◆ Do this
Give the number of lines in this listing that contain the word "JSON", and nothing else.

--- start of Entries shown ---

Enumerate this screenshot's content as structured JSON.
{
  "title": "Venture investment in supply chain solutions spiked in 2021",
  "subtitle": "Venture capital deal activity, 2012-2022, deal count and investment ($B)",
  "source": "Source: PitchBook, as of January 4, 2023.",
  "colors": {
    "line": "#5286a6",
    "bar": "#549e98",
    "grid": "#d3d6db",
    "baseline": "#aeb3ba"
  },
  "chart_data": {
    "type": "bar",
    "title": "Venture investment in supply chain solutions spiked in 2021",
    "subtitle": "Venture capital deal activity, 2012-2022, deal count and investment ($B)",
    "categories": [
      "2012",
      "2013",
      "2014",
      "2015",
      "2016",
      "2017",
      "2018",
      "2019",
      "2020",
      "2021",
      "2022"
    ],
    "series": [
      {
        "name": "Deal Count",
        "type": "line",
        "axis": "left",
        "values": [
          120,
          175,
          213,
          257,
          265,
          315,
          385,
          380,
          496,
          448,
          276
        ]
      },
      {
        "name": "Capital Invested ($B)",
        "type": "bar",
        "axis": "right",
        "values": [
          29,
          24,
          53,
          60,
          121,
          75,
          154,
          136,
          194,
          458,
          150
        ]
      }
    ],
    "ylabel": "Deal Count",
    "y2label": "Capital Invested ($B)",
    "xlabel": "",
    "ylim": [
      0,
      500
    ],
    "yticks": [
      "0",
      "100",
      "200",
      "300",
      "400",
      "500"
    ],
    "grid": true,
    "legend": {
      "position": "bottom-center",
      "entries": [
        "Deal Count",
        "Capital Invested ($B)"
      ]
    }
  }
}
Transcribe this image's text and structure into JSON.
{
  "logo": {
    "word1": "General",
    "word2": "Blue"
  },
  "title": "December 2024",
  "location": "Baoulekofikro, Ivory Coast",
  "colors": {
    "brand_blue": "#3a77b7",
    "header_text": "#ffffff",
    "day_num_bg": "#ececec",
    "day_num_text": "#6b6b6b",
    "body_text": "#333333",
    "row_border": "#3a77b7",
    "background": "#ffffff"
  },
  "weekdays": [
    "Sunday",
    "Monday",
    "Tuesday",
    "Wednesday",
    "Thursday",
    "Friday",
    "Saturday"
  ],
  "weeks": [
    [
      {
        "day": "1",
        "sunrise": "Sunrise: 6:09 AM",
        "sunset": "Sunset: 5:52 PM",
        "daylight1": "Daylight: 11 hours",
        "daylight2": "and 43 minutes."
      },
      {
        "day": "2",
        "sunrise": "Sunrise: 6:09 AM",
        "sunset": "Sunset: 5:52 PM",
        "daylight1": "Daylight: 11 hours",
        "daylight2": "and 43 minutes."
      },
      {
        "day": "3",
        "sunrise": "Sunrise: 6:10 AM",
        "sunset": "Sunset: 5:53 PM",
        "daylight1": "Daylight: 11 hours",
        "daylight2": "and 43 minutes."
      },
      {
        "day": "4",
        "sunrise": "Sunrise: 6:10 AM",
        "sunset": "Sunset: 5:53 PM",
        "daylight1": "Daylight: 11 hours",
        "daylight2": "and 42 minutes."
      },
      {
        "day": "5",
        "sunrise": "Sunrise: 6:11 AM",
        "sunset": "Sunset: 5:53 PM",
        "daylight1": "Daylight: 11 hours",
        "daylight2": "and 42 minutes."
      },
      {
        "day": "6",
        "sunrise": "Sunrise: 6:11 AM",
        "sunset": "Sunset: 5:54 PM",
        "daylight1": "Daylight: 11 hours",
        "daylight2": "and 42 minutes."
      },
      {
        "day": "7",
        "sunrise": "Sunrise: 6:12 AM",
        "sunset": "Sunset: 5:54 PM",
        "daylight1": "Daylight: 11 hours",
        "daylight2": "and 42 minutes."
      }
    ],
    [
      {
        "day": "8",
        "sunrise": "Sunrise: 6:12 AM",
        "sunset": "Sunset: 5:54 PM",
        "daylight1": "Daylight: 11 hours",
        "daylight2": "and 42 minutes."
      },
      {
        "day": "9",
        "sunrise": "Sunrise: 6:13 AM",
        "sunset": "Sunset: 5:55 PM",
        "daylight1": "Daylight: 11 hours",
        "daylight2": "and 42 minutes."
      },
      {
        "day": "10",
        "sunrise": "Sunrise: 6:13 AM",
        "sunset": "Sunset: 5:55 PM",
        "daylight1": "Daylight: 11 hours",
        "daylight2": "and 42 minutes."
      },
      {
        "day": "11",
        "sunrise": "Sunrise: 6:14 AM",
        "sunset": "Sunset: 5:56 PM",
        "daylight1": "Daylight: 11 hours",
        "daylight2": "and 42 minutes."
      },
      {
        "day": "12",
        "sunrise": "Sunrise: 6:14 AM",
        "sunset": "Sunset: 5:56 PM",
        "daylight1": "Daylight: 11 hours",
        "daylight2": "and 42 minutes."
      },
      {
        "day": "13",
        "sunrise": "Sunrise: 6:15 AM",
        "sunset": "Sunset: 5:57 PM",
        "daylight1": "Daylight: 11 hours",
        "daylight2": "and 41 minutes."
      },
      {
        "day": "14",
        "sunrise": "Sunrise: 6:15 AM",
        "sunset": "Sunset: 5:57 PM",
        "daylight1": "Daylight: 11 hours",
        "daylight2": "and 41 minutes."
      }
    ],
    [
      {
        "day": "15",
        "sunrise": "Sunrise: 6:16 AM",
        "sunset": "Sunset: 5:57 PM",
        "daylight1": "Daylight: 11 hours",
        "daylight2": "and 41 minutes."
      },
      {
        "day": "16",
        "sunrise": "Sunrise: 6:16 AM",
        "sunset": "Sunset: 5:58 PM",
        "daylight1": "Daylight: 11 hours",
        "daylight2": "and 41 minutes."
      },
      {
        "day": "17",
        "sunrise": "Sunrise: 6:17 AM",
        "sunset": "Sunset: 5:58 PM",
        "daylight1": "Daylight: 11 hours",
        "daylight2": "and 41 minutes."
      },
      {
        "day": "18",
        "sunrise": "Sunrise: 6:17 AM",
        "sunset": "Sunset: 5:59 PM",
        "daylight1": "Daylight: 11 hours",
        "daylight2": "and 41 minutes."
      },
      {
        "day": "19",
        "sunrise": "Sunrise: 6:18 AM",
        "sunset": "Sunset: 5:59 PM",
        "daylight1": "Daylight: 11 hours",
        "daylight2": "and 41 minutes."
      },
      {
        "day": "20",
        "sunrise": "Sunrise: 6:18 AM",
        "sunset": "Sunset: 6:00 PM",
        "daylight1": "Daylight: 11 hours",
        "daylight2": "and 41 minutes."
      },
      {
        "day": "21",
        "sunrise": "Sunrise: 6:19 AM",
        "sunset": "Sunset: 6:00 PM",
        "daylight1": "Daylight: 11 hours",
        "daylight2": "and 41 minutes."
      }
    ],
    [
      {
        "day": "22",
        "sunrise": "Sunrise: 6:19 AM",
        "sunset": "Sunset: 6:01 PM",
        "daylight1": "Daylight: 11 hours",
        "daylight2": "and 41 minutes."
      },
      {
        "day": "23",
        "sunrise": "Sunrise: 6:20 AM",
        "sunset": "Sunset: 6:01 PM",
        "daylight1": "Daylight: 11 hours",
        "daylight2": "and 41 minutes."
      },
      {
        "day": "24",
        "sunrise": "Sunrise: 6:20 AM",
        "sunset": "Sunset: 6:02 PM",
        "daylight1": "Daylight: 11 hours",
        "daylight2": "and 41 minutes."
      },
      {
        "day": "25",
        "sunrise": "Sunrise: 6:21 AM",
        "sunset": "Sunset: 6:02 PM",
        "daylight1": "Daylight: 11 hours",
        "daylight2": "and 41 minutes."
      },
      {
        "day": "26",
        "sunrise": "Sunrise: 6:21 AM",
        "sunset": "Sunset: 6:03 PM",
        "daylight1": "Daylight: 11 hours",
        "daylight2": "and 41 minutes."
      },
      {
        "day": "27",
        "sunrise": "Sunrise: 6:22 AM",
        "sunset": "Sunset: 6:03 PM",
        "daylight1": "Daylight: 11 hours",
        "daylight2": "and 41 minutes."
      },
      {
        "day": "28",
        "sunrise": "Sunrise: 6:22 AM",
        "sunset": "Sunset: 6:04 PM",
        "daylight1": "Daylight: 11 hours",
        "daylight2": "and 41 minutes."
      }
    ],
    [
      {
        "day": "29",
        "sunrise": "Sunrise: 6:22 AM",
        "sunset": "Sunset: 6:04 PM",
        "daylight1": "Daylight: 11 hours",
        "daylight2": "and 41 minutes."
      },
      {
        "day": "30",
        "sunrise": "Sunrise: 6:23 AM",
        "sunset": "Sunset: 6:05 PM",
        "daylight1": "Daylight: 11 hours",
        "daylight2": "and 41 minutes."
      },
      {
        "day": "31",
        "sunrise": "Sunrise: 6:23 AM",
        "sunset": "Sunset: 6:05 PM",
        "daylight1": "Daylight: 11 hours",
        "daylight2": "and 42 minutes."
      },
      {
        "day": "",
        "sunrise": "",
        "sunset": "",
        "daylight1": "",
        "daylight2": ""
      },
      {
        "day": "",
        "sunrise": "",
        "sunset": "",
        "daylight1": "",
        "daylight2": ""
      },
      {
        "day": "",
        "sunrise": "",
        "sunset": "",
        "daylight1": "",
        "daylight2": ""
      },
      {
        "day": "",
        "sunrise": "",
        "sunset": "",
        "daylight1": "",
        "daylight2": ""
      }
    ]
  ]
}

--- end of Entries shown ---

◆ Reply
2